Exercise requirements
Lines that hold the string "portrait" are to be counted; give only their number.

┌──

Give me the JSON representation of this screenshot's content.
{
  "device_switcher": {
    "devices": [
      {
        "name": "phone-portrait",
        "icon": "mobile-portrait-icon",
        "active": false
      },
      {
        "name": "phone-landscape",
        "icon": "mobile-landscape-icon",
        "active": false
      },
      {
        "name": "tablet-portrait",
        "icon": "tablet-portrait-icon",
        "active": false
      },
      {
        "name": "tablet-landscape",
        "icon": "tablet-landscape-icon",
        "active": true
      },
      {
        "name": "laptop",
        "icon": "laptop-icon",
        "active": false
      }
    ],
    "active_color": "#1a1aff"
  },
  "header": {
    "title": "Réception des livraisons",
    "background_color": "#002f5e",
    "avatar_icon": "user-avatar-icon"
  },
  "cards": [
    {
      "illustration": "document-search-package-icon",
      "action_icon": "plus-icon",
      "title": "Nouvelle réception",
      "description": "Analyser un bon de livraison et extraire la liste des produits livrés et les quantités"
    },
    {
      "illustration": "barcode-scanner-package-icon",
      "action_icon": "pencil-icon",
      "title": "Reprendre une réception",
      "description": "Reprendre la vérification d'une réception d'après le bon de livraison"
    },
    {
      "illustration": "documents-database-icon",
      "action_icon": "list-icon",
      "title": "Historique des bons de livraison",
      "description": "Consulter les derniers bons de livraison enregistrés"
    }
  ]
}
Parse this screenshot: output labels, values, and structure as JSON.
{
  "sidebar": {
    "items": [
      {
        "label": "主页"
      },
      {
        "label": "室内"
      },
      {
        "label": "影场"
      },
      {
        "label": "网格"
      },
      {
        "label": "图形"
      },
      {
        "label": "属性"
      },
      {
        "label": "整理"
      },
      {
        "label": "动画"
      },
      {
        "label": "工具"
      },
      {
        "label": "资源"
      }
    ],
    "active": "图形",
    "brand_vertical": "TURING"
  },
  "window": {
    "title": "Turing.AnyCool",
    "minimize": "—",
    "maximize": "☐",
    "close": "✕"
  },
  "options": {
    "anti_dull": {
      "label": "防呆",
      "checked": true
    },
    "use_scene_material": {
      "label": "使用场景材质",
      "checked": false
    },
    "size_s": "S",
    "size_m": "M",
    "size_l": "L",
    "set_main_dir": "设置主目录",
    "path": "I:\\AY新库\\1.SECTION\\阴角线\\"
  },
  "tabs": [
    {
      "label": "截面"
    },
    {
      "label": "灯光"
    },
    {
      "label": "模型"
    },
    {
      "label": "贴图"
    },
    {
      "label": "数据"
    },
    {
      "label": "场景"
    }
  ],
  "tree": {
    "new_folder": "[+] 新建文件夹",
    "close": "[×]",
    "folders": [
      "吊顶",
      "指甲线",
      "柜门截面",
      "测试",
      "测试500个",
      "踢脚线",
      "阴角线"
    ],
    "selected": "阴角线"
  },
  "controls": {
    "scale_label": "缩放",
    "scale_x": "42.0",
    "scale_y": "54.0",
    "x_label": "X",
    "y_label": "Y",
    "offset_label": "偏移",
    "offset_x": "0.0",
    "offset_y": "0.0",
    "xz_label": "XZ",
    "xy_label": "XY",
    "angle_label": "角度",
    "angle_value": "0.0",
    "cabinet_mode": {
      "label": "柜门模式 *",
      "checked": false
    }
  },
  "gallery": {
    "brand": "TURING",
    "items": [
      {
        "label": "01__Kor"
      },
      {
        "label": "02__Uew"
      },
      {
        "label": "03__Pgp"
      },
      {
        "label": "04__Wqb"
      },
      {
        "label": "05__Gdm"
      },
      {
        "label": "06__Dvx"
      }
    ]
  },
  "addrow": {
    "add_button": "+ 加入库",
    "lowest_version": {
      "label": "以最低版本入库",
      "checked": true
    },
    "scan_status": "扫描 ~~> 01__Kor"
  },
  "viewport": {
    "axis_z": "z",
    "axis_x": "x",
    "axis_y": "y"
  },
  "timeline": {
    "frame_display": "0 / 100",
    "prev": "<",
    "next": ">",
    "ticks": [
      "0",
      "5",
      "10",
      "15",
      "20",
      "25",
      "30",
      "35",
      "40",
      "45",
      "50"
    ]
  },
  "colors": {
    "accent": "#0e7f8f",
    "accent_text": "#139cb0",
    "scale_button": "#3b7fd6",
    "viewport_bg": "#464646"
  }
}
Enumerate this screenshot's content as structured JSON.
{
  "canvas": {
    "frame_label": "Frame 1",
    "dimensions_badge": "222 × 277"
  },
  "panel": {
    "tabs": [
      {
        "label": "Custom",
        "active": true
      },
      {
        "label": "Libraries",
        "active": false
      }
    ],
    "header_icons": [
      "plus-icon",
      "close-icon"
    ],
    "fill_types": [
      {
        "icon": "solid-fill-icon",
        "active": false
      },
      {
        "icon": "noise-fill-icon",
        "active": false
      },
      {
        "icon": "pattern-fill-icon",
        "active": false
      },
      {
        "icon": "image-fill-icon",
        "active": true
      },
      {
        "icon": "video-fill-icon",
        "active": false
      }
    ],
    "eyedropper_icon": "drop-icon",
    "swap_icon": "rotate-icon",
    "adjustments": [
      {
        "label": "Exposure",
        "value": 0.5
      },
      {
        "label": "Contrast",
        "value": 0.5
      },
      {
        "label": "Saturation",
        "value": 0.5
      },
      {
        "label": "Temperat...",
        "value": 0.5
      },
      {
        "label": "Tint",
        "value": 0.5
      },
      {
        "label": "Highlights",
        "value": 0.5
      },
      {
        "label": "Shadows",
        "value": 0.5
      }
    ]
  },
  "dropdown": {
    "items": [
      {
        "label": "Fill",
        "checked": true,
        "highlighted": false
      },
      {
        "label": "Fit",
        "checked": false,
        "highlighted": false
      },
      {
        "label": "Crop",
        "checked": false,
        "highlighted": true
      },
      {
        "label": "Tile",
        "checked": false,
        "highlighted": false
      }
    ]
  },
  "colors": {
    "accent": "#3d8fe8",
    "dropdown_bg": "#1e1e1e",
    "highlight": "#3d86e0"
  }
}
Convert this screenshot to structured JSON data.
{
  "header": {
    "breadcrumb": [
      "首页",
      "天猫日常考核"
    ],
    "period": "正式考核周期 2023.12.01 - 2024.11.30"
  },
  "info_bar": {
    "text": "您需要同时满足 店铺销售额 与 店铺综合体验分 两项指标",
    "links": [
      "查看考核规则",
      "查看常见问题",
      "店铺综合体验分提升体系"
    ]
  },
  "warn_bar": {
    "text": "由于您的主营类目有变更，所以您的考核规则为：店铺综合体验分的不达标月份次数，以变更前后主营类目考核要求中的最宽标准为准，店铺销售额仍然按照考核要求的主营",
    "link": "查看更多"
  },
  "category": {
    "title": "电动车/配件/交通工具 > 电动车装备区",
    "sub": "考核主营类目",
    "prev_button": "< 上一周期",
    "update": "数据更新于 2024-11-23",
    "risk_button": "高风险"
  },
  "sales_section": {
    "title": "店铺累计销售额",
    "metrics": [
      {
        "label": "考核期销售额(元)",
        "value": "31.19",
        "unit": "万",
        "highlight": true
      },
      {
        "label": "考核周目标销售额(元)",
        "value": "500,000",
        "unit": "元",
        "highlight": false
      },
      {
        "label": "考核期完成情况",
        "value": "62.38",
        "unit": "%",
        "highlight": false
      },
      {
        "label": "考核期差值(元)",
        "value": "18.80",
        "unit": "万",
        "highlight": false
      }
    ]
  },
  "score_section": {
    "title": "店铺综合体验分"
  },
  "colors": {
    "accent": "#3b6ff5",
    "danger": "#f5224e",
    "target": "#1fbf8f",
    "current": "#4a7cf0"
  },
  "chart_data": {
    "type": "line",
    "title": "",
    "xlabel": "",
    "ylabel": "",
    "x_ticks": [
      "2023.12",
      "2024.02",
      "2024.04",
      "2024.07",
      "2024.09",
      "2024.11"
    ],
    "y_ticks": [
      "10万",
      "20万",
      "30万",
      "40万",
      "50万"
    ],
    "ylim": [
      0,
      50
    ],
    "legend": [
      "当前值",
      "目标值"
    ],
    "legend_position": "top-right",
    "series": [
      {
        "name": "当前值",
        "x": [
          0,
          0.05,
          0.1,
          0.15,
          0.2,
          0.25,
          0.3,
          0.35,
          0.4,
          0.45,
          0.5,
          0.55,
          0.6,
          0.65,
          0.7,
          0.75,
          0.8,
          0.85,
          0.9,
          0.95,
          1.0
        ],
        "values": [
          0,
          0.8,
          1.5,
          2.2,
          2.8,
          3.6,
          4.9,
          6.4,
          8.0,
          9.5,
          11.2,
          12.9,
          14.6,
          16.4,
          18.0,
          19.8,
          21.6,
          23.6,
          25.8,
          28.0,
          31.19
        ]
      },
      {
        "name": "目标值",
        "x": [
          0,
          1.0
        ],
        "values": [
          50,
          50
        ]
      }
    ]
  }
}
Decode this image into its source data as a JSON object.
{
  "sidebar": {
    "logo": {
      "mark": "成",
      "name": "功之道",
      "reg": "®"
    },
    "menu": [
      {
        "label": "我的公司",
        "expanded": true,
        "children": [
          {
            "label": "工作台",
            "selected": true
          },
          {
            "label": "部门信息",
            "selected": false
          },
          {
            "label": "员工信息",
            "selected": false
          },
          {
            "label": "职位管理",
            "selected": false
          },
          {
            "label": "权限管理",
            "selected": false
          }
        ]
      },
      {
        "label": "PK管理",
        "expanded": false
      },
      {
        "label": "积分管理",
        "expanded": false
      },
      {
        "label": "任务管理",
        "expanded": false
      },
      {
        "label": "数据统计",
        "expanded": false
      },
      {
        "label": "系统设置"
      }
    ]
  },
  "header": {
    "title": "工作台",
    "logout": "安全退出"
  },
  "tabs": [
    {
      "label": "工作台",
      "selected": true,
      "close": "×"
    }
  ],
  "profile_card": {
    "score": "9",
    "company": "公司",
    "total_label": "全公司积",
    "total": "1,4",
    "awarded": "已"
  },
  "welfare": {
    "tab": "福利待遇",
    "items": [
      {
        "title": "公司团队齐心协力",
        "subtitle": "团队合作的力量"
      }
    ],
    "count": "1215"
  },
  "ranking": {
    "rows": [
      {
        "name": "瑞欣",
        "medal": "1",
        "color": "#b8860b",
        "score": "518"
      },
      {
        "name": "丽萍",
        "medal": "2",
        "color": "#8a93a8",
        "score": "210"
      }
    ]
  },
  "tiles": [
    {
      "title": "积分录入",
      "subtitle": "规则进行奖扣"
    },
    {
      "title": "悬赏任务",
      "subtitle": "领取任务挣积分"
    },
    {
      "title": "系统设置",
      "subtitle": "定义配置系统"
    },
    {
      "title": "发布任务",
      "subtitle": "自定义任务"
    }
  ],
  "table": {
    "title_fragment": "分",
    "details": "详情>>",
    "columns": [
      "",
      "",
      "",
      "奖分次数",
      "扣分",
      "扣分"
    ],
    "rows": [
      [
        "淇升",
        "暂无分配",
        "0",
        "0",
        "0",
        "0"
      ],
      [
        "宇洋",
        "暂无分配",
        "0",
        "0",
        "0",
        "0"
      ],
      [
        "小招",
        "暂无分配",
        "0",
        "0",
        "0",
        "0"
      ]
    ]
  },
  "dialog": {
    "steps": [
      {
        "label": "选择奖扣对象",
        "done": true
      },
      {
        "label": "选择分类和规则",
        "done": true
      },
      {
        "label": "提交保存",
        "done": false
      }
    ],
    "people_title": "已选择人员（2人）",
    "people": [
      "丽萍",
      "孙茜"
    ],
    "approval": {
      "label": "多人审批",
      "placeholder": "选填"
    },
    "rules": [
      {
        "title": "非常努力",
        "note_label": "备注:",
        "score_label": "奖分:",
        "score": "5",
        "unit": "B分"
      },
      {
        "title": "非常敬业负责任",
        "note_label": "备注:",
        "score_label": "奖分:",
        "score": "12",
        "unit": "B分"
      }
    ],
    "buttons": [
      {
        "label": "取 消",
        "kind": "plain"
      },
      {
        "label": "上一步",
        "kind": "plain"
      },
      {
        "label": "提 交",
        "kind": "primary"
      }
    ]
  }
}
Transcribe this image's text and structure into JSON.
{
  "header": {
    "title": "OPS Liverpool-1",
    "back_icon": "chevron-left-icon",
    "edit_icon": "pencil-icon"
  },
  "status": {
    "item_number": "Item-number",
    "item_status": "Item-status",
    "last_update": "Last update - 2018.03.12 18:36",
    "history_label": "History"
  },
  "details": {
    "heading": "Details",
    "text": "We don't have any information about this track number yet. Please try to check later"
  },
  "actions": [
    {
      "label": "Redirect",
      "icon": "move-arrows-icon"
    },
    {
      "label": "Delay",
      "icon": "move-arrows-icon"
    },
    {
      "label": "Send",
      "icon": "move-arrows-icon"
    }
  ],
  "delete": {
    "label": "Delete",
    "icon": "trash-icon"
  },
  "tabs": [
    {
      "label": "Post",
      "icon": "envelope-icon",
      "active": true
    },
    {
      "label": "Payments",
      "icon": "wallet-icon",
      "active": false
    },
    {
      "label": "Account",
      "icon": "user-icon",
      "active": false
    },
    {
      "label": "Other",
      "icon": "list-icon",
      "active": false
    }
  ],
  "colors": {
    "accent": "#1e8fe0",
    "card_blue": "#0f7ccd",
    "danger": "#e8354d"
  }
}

└──

Result of the exercise
4